* **The exercise**
Where a line holds "JSON", copy it.
++++ Source material
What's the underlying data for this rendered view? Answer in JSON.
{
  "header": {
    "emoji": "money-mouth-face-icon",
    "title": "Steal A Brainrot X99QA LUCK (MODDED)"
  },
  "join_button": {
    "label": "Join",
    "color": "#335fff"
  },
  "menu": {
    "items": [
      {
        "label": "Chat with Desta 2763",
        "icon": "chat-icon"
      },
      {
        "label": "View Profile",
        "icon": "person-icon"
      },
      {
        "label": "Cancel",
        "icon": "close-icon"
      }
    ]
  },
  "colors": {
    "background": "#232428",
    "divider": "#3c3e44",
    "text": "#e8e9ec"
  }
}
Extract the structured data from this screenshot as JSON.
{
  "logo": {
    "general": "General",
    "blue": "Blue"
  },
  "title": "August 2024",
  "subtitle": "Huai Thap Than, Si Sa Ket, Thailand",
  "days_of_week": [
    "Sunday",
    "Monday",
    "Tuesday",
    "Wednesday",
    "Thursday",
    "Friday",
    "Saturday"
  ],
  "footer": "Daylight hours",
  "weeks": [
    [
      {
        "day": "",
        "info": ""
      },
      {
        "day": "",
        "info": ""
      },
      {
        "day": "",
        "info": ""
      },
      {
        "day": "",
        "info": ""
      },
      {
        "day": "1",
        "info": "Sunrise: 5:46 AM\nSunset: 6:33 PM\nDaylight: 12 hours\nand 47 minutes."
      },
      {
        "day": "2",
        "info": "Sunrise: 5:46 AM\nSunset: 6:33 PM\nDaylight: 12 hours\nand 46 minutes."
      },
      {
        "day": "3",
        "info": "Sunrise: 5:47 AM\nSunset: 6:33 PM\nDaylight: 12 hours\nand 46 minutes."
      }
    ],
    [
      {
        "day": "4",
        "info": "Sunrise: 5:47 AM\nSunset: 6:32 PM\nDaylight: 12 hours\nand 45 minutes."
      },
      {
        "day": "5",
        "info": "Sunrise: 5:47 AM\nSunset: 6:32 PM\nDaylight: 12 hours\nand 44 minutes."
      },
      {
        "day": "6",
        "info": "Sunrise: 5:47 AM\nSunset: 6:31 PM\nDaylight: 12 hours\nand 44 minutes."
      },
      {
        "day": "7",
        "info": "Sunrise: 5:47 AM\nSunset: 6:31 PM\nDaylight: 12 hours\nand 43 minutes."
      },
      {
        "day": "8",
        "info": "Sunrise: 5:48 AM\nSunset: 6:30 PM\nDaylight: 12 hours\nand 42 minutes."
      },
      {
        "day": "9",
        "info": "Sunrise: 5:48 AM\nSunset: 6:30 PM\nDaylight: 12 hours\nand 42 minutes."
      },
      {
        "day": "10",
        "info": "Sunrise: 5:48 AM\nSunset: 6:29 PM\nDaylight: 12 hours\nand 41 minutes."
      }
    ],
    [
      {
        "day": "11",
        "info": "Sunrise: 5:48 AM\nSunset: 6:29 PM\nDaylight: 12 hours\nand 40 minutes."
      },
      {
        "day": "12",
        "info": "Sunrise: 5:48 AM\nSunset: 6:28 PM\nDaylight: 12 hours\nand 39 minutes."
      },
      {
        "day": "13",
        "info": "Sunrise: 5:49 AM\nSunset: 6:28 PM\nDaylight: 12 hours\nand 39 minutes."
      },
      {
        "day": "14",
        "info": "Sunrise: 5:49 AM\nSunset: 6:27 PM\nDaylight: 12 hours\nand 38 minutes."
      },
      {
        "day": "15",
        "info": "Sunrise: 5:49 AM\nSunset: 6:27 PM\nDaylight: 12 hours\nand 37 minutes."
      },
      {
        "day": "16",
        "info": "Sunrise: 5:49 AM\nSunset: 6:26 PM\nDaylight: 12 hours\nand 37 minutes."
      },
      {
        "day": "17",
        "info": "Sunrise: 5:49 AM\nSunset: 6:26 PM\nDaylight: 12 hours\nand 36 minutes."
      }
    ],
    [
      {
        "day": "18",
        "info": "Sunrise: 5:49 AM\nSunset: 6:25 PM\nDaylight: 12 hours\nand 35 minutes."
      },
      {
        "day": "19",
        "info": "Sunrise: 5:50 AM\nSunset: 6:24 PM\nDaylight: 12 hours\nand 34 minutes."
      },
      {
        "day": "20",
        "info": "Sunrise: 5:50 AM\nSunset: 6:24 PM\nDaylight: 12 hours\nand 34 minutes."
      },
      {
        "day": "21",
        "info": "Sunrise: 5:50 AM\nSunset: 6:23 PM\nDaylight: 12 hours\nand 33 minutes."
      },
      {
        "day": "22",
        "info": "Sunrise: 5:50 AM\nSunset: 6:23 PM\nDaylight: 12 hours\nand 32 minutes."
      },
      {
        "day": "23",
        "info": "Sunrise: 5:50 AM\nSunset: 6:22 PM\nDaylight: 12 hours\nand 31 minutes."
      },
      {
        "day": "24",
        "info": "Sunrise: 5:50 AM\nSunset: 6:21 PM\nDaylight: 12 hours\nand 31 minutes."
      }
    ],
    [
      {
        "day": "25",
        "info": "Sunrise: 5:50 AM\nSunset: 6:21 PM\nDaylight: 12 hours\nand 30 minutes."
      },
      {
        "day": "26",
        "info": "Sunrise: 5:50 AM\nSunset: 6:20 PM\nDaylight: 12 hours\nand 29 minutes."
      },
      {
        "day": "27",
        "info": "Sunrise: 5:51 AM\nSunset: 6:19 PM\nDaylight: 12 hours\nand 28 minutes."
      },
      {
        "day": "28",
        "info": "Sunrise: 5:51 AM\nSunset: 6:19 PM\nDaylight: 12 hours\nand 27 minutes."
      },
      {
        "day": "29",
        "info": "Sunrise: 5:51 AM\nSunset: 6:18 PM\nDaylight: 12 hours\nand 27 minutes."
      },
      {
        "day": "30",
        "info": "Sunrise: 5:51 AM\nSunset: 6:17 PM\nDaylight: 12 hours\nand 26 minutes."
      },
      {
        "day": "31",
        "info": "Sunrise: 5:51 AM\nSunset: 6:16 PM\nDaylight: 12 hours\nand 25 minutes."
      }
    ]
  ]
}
++++++++
* **Solution to the exercise**
What's the underlying data for this rendered view? Answer in JSON.
Extract the structured data from this screenshot as JSON.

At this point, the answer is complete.